■ **RECORDED INFORMATION**

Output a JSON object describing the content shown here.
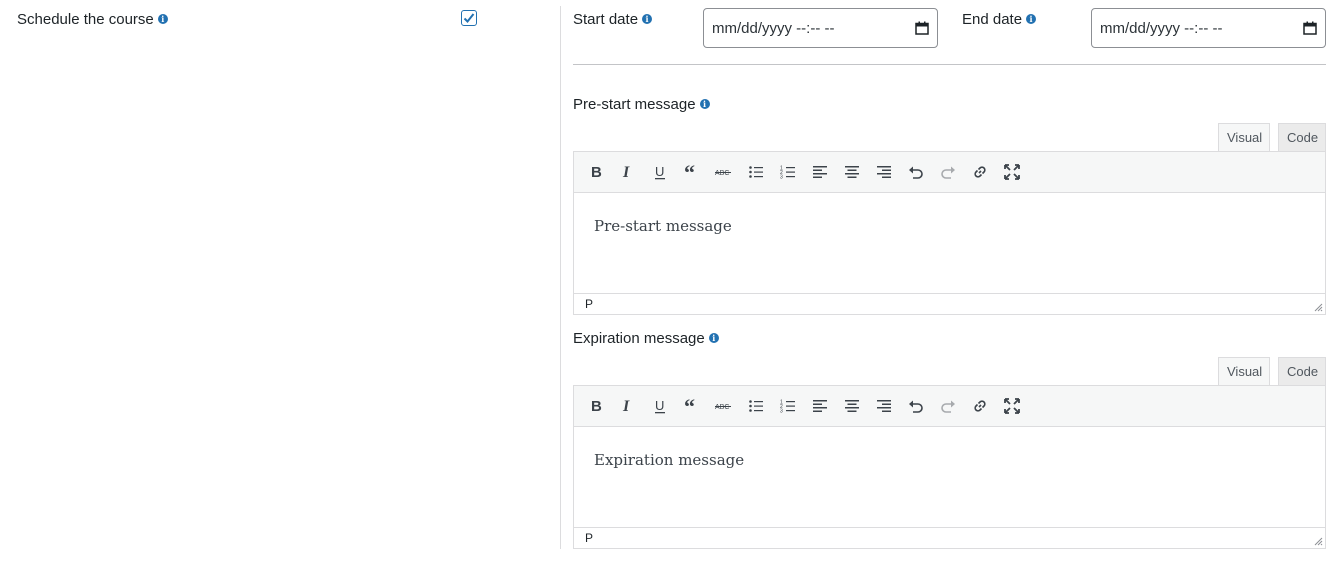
{
  "schedule": {
    "label": "Schedule the course",
    "checked": true
  },
  "start_date": {
    "label": "Start date",
    "placeholder": "mm/dd/yyyy --:-- --"
  },
  "end_date": {
    "label": "End date",
    "placeholder": "mm/dd/yyyy --:-- --"
  },
  "pre_start": {
    "label": "Pre-start message",
    "tab_visual": "Visual",
    "tab_code": "Code",
    "content": "Pre-start message",
    "path": "P"
  },
  "expiration": {
    "label": "Expiration message",
    "tab_visual": "Visual",
    "tab_code": "Code",
    "content": "Expiration message",
    "path": "P"
  },
  "toolbar_icons": [
    "bold-icon",
    "italic-icon",
    "underline-icon",
    "blockquote-icon",
    "strikethrough-icon",
    "bullet-list-icon",
    "numbered-list-icon",
    "align-left-icon",
    "align-center-icon",
    "align-right-icon",
    "undo-icon",
    "redo-icon",
    "link-icon",
    "fullscreen-icon"
  ],
  "colors": {
    "accent": "#2271b1",
    "border": "#dcdcde",
    "toolbar_bg": "#f6f7f7"
  }
}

■ **YOUR GOAL**
Scan the entries above for the word "list" and collect each line holding it.

■ **CORRECT ANSWER**
    "bullet-list-icon",
    "numbered-list-icon",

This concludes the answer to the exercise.